_Data supplied:_
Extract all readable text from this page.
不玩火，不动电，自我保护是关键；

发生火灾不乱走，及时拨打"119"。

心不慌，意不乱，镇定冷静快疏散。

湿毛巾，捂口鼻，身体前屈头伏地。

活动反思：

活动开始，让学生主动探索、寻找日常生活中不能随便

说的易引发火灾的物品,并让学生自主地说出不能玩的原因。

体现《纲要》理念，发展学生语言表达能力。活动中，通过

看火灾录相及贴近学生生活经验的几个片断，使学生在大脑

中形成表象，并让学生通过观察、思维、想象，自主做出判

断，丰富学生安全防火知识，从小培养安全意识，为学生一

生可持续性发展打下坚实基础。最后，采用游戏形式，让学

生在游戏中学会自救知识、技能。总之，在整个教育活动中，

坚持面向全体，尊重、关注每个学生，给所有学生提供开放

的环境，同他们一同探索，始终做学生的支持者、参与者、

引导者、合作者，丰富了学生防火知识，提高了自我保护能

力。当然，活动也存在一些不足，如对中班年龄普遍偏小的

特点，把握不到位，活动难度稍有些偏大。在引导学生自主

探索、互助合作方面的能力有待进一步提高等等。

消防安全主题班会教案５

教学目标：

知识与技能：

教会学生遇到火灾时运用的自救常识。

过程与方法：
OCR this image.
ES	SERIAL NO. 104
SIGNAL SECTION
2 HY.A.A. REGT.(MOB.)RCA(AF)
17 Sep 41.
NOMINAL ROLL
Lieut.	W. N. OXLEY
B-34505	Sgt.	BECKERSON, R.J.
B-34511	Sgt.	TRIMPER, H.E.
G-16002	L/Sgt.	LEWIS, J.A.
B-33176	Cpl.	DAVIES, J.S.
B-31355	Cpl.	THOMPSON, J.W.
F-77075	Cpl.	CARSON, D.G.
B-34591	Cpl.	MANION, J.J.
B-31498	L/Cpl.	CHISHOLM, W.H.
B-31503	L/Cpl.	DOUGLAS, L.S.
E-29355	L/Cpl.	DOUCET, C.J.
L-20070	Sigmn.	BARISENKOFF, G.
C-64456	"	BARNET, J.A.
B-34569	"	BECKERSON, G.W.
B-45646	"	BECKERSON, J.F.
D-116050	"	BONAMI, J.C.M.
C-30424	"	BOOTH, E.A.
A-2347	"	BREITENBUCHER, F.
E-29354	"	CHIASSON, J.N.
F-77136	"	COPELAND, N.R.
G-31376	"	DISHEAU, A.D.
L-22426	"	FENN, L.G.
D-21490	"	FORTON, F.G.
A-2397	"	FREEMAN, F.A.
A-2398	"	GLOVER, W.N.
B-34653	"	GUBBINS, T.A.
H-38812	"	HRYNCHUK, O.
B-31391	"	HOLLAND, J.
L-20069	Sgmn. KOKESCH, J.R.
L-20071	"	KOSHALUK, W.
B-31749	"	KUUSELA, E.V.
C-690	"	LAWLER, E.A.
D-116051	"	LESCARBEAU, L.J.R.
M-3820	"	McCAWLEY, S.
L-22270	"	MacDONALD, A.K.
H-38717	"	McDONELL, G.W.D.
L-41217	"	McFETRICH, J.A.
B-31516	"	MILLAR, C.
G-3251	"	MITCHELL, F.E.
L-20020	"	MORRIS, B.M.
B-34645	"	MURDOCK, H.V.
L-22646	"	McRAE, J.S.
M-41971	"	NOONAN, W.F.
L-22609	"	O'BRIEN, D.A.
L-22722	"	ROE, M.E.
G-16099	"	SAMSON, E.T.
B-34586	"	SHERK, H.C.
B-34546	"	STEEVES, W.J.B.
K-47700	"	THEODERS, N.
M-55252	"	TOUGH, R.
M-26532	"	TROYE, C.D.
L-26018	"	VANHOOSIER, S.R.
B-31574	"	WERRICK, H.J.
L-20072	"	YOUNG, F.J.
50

_Short problem:_ Scan the material above for the string "BECKERSON" and return the lines that hold it.

_Full answer:_
B-34505	Sgt.	BECKERSON, R.J.
B-34569	"	BECKERSON, G.W.
B-45646	"	BECKERSON, J.F.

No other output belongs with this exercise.